WRITTEN TASK -> Transcribe the whole listing below without changing a word, but leave out every image.

Stored data ->
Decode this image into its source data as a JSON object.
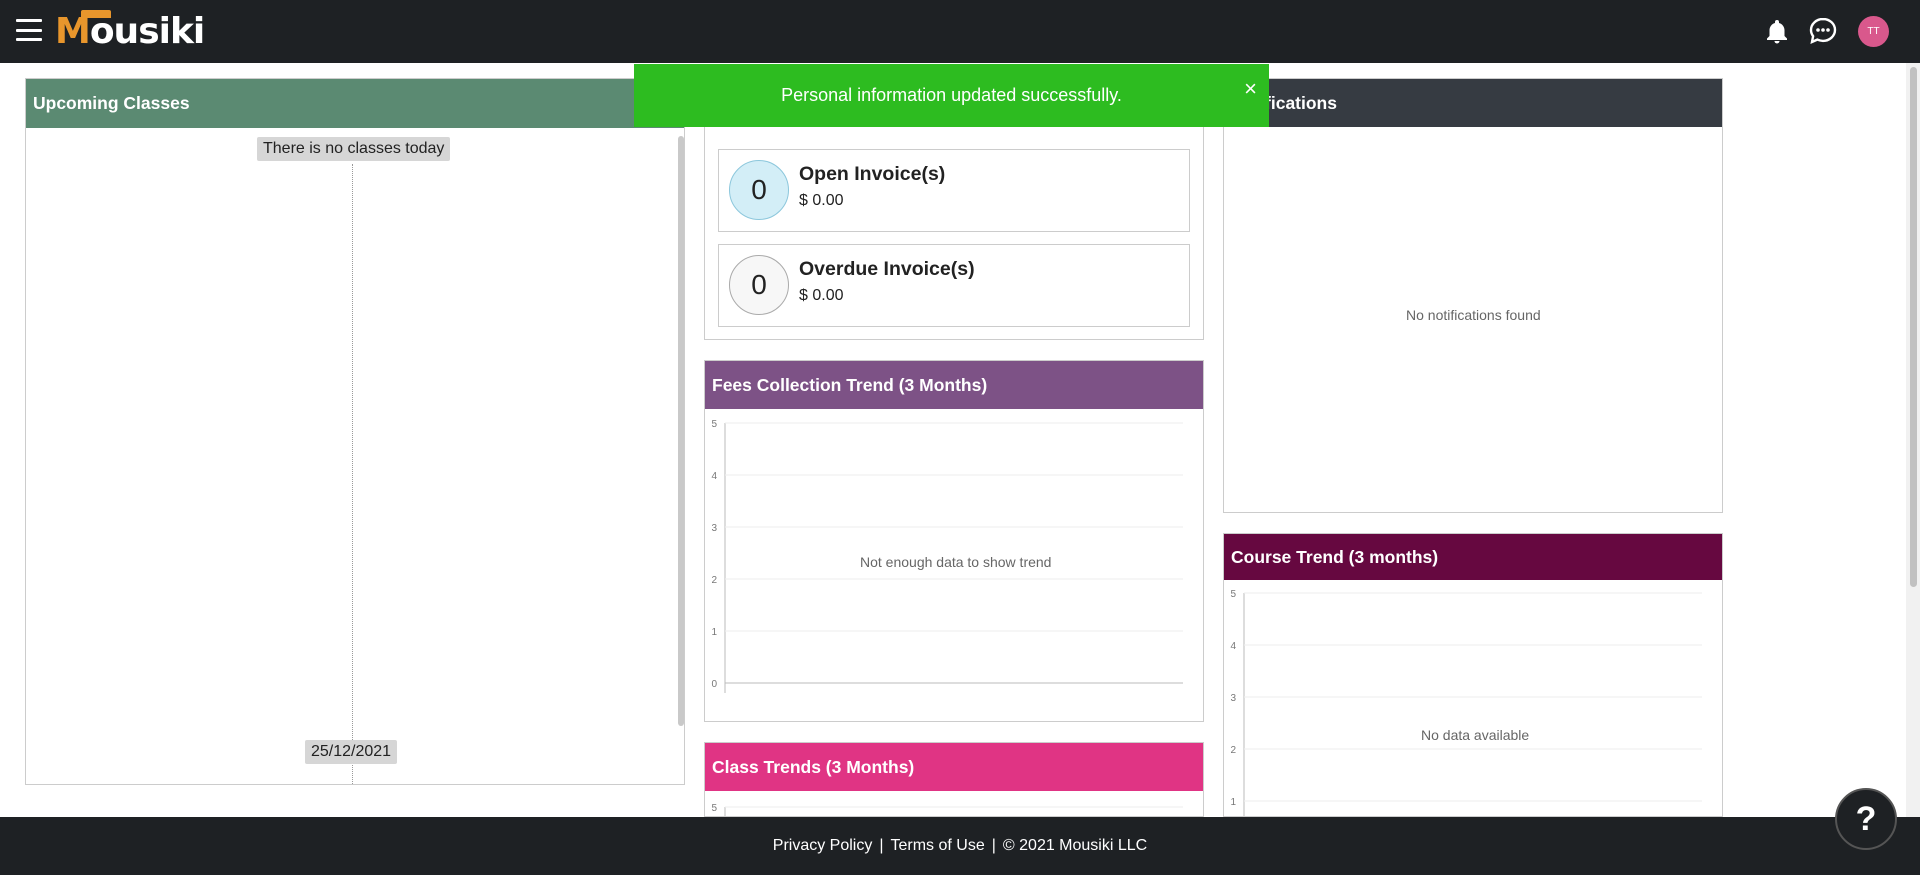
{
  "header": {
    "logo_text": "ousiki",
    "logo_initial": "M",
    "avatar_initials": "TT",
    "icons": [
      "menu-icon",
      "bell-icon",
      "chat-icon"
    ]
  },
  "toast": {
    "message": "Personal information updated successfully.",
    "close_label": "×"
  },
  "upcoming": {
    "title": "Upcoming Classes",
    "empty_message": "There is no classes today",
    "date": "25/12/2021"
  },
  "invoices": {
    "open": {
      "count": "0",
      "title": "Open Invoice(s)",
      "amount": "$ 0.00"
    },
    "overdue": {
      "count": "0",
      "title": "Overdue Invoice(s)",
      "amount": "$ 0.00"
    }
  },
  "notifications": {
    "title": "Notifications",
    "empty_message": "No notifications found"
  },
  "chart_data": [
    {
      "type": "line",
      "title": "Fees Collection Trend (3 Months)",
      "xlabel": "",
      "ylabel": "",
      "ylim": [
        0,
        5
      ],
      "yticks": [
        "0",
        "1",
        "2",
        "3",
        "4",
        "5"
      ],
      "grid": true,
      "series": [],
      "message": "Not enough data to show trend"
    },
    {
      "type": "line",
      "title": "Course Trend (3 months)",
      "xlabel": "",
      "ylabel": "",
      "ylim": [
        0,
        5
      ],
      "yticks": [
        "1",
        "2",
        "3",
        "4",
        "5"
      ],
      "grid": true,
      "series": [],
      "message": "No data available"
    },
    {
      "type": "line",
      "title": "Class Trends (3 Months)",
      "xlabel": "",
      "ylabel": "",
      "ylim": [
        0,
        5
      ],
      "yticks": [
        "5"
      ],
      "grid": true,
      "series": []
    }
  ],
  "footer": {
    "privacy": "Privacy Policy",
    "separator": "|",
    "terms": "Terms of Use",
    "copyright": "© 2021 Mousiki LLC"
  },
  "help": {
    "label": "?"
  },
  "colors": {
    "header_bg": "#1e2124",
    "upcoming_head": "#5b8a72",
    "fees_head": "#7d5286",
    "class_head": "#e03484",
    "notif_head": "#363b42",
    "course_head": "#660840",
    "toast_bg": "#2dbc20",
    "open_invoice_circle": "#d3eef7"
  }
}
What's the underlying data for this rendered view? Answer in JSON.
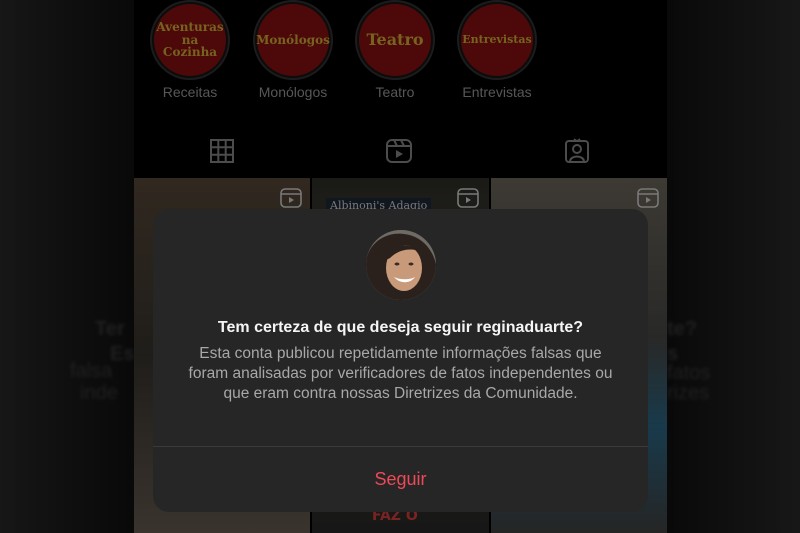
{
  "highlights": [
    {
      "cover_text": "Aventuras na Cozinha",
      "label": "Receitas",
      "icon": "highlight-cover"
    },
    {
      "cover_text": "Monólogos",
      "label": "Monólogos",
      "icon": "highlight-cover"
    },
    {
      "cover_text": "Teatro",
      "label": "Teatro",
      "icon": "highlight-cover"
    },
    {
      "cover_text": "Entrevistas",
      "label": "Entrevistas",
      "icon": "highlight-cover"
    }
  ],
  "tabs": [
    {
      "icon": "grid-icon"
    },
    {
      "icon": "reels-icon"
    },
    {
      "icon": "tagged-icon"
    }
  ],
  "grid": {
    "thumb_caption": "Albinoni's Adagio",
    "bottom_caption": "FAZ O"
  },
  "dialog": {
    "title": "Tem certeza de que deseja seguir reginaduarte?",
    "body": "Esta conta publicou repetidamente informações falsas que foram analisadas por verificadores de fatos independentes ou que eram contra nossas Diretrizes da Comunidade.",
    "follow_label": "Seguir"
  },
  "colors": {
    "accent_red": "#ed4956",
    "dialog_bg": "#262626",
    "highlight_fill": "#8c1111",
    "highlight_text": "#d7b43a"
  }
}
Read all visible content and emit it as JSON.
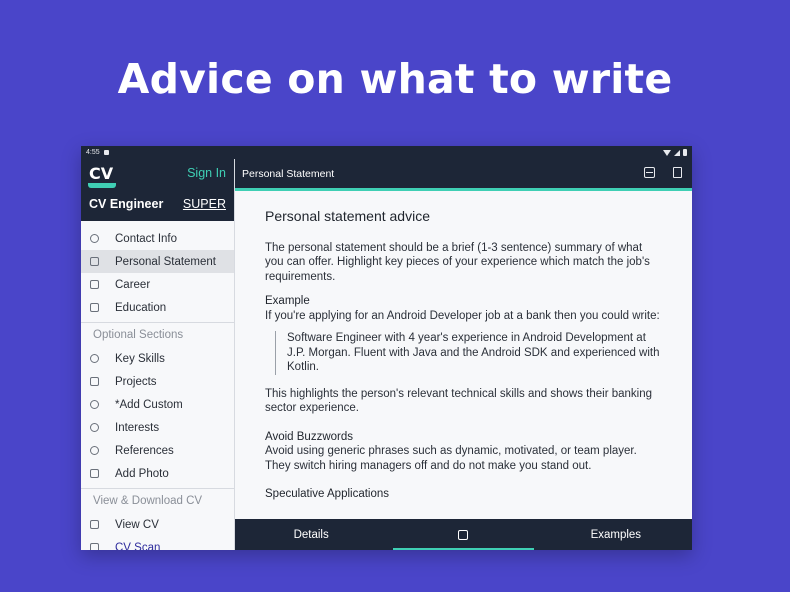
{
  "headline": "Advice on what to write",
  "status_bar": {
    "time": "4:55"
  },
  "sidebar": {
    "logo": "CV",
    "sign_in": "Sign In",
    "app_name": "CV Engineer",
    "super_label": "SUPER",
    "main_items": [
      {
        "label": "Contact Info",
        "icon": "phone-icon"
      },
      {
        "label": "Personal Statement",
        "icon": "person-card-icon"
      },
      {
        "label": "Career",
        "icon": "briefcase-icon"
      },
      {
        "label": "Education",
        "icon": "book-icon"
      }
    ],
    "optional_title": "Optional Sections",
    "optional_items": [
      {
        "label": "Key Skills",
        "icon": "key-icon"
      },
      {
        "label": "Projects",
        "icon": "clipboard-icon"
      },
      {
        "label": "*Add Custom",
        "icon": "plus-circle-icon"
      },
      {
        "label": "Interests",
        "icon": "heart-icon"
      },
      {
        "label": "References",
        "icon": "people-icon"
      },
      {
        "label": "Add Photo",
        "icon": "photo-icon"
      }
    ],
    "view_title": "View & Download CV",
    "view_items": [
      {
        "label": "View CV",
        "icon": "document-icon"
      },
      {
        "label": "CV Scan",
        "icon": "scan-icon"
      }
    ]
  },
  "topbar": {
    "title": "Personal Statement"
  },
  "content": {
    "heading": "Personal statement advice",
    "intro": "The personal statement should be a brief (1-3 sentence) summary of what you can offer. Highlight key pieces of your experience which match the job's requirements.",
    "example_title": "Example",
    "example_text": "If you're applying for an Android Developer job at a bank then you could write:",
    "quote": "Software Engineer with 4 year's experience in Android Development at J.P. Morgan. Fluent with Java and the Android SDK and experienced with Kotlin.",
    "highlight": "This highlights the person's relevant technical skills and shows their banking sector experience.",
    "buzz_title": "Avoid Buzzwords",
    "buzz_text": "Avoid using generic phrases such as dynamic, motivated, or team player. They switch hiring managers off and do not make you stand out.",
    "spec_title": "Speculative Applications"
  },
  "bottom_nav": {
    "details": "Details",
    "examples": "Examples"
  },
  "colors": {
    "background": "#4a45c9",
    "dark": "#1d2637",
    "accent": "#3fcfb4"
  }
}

TASK SOLUTION ->
Decode this image into its source data as a JSON object.
{
  "header": {
    "logo_text": "ousiki",
    "logo_initial": "M",
    "avatar_initials": "TT",
    "icons": [
      "menu-icon",
      "bell-icon",
      "chat-icon"
    ]
  },
  "toast": {
    "message": "Personal information updated successfully.",
    "close_label": "×"
  },
  "upcoming": {
    "title": "Upcoming Classes",
    "empty_message": "There is no classes today",
    "date": "25/12/2021"
  },
  "invoices": {
    "open": {
      "count": "0",
      "title": "Open Invoice(s)",
      "amount": "$ 0.00"
    },
    "overdue": {
      "count": "0",
      "title": "Overdue Invoice(s)",
      "amount": "$ 0.00"
    }
  },
  "notifications": {
    "title": "Notifications",
    "empty_message": "No notifications found"
  },
  "chart_data": [
    {
      "type": "line",
      "title": "Fees Collection Trend (3 Months)",
      "xlabel": "",
      "ylabel": "",
      "ylim": [
        0,
        5
      ],
      "yticks": [
        "0",
        "1",
        "2",
        "3",
        "4",
        "5"
      ],
      "grid": true,
      "series": [],
      "message": "Not enough data to show trend"
    },
    {
      "type": "line",
      "title": "Course Trend (3 months)",
      "xlabel": "",
      "ylabel": "",
      "ylim": [
        0,
        5
      ],
      "yticks": [
        "1",
        "2",
        "3",
        "4",
        "5"
      ],
      "grid": true,
      "series": [],
      "message": "No data available"
    },
    {
      "type": "line",
      "title": "Class Trends (3 Months)",
      "xlabel": "",
      "ylabel": "",
      "ylim": [
        0,
        5
      ],
      "yticks": [
        "5"
      ],
      "grid": true,
      "series": []
    }
  ],
  "footer": {
    "privacy": "Privacy Policy",
    "separator": "|",
    "terms": "Terms of Use",
    "copyright": "© 2021 Mousiki LLC"
  },
  "help": {
    "label": "?"
  },
  "colors": {
    "header_bg": "#1e2124",
    "upcoming_head": "#5b8a72",
    "fees_head": "#7d5286",
    "class_head": "#e03484",
    "notif_head": "#363b42",
    "course_head": "#660840",
    "toast_bg": "#2dbc20",
    "open_invoice_circle": "#d3eef7"
  }
}
What's the underlying data for this rendered view? Answer in JSON.
{
  "highlights": [
    {
      "cover_text": "Aventuras na Cozinha",
      "label": "Receitas",
      "icon": "highlight-cover"
    },
    {
      "cover_text": "Monólogos",
      "label": "Monólogos",
      "icon": "highlight-cover"
    },
    {
      "cover_text": "Teatro",
      "label": "Teatro",
      "icon": "highlight-cover"
    },
    {
      "cover_text": "Entrevistas",
      "label": "Entrevistas",
      "icon": "highlight-cover"
    }
  ],
  "tabs": [
    {
      "icon": "grid-icon"
    },
    {
      "icon": "reels-icon"
    },
    {
      "icon": "tagged-icon"
    }
  ],
  "grid": {
    "thumb_caption": "Albinoni's Adagio",
    "bottom_caption": "FAZ O"
  },
  "dialog": {
    "title": "Tem certeza de que deseja seguir reginaduarte?",
    "body": "Esta conta publicou repetidamente informações falsas que foram analisadas por verificadores de fatos independentes ou que eram contra nossas Diretrizes da Comunidade.",
    "follow_label": "Seguir"
  },
  "colors": {
    "accent_red": "#ed4956",
    "dialog_bg": "#262626",
    "highlight_fill": "#8c1111",
    "highlight_text": "#d7b43a"
  }
}
Read all visible content and emit it as JSON.
{
  "headline": "Advice on what to write",
  "status_bar": {
    "time": "4:55"
  },
  "sidebar": {
    "logo": "CV",
    "sign_in": "Sign In",
    "app_name": "CV Engineer",
    "super_label": "SUPER",
    "main_items": [
      {
        "label": "Contact Info",
        "icon": "phone-icon"
      },
      {
        "label": "Personal Statement",
        "icon": "person-card-icon"
      },
      {
        "label": "Career",
        "icon": "briefcase-icon"
      },
      {
        "label": "Education",
        "icon": "book-icon"
      }
    ],
    "optional_title": "Optional Sections",
    "optional_items": [
      {
        "label": "Key Skills",
        "icon": "key-icon"
      },
      {
        "label": "Projects",
        "icon": "clipboard-icon"
      },
      {
        "label": "*Add Custom",
        "icon": "plus-circle-icon"
      },
      {
        "label": "Interests",
        "icon": "heart-icon"
      },
      {
        "label": "References",
        "icon": "people-icon"
      },
      {
        "label": "Add Photo",
        "icon": "photo-icon"
      }
    ],
    "view_title": "View & Download CV",
    "view_items": [
      {
        "label": "View CV",
        "icon": "document-icon"
      },
      {
        "label": "CV Scan",
        "icon": "scan-icon"
      }
    ]
  },
  "topbar": {
    "title": "Personal Statement"
  },
  "content": {
    "heading": "Personal statement advice",
    "intro": "The personal statement should be a brief (1-3 sentence) summary of what you can offer. Highlight key pieces of your experience which match the job's requirements.",
    "example_title": "Example",
    "example_text": "If you're applying for an Android Developer job at a bank then you could write:",
    "quote": "Software Engineer with 4 year's experience in Android Development at J.P. Morgan. Fluent with Java and the Android SDK and experienced with Kotlin.",
    "highlight": "This highlights the person's relevant technical skills and shows their banking sector experience.",
    "buzz_title": "Avoid Buzzwords",
    "buzz_text": "Avoid using generic phrases such as dynamic, motivated, or team player. They switch hiring managers off and do not make you stand out.",
    "spec_title": "Speculative Applications"
  },
  "bottom_nav": {
    "details": "Details",
    "examples": "Examples"
  },
  "colors": {
    "background": "#4a45c9",
    "dark": "#1d2637",
    "accent": "#3fcfb4"
  }
}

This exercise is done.